> **PROVIDED ENTRIES**:
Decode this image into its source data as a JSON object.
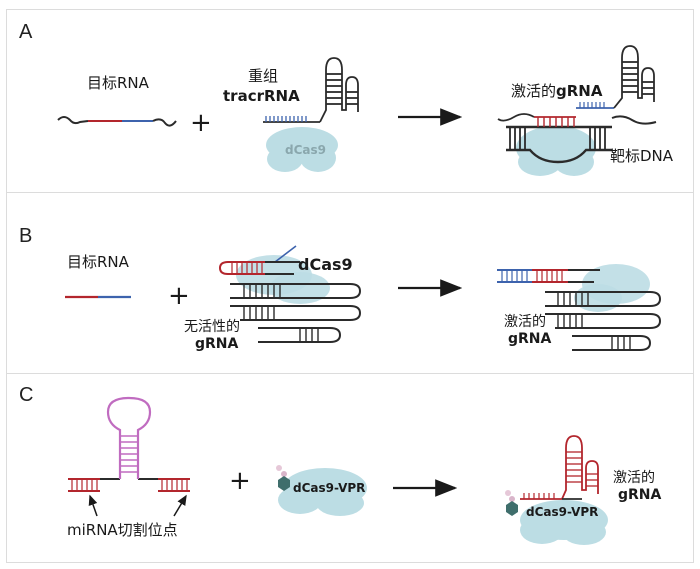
{
  "panels": [
    {
      "label": "A",
      "target_rna": "目标RNA",
      "recombinant": "重组",
      "tracrrna": "tracrRNA",
      "protein": "dCas9",
      "activated_prefix": "激活的",
      "activated_bold": "gRNA",
      "target_dna": "靶标DNA",
      "plus": "+"
    },
    {
      "label": "B",
      "target_rna": "目标RNA",
      "protein": "dCas9",
      "inactive_line1": "无活性的",
      "inactive_line2": "gRNA",
      "activated_line1": "激活的",
      "activated_line2": "gRNA",
      "plus": "+"
    },
    {
      "label": "C",
      "cleavage_site": "miRNA切割位点",
      "protein_left": "dCas9-VPR",
      "protein_right": "dCas9-VPR",
      "activated_line1": "激活的",
      "activated_line2": "gRNA",
      "plus": "+"
    }
  ],
  "colors": {
    "rna_red": "#b3262d",
    "rna_blue": "#3d63ad",
    "strand_dark": "#2b2b2b",
    "cas_blob": "#bcdde4",
    "cas_text": "#8aa7ad",
    "mirna_hairpin": "#c06cc0",
    "vpr_teal": "#3f6e6c"
  }
}
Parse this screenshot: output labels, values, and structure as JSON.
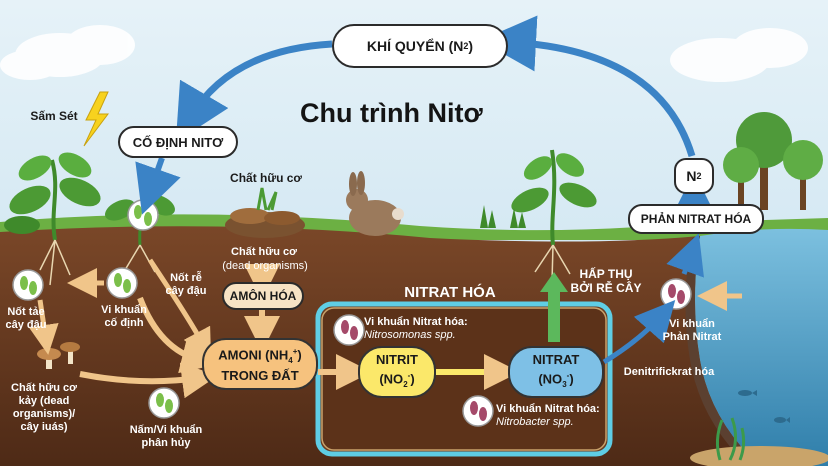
{
  "title": "Chu trình Nitơ",
  "boxes": {
    "atmosphere": "KHÍ QUYỂN (N",
    "atmosphere_sub": "2",
    "atmosphere_end": ")",
    "fixation": "CỐ ĐỊNH NITƠ",
    "denitrification": "PHẢN NITRAT HÓA",
    "n2_small": "N",
    "n2_small_sub": "2",
    "ammonification": "AMÔN HÓA",
    "nitrification_title": "NITRAT HÓA",
    "ammonium_l1": "AMONI (NH",
    "ammonium_sub": "4",
    "ammonium_sup": "+",
    "ammonium_end": ")",
    "ammonium_l2": "TRONG ĐẤT",
    "nitrite_l1": "NITRIT",
    "nitrite_l2": "(NO",
    "nitrite_sub": "2",
    "nitrite_sup": "-",
    "nitrite_end": ")",
    "nitrate_l1": "NITRAT",
    "nitrate_l2": "(NO",
    "nitrate_sub": "3",
    "nitrate_sup": "-",
    "nitrate_end": ")"
  },
  "labels": {
    "lightning": "Sấm Sét",
    "organic_top": "Chất hữu cơ",
    "organic_dead_l1": "Chất hữu cơ",
    "organic_dead_l2": "(dead organisms)",
    "nodule_bean_l1": "Nốt rễ",
    "nodule_bean_l2": "cây đậu",
    "nodule_left_l1": "Nốt tảe",
    "nodule_left_l2": "cây đậu",
    "fixing_bacteria_l1": "Vi khuẩn",
    "fixing_bacteria_l2": "cố định",
    "decomposer_left_l1": "Chất hữu cơ",
    "decomposer_left_l2": "kảy (dead",
    "decomposer_left_l3": "organisms)/",
    "decomposer_left_l4": "cây iuás)",
    "fungi_l1": "Nấm/Vi khuẩn",
    "fungi_l2": "phân hủy",
    "nitrosomonas_l1": "Vi khuẩn Nitrat hóa:",
    "nitrosomonas_l2": "Nitrosomonas spp.",
    "nitrobacter_l1": "Vi khuẩn Nitrat hóa:",
    "nitrobacter_l2": "Nitrobacter spp.",
    "uptake_l1": "HẤP THỤ",
    "uptake_l2": "BỞI RỄ CÂY",
    "denitrifying_l1": "Vi khuẩn",
    "denitrifying_l2": "Phản Nitrat",
    "denitrification_text": "Denitrifickrat hóa"
  },
  "colors": {
    "sky": "#cfe6f2",
    "soil": "#6b3d22",
    "water": "#5aa8cf",
    "ammonium": "#f6c27e",
    "nitrite": "#fbe86a",
    "nitrate": "#7ec0e6",
    "arrow_blue": "#3b83c6",
    "arrow_tan": "#f0c58a",
    "arrow_green": "#5cb85c",
    "glow": "#5fd6f0"
  }
}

> **TASK DIRECTIONS**:
Your answer must consist of every line in the listing that contains "this".

> **EXERCISE SOLUTION**:
Decode this image into its source data as a JSON object.
Parse this screenshot: output labels, values, and structure as JSON.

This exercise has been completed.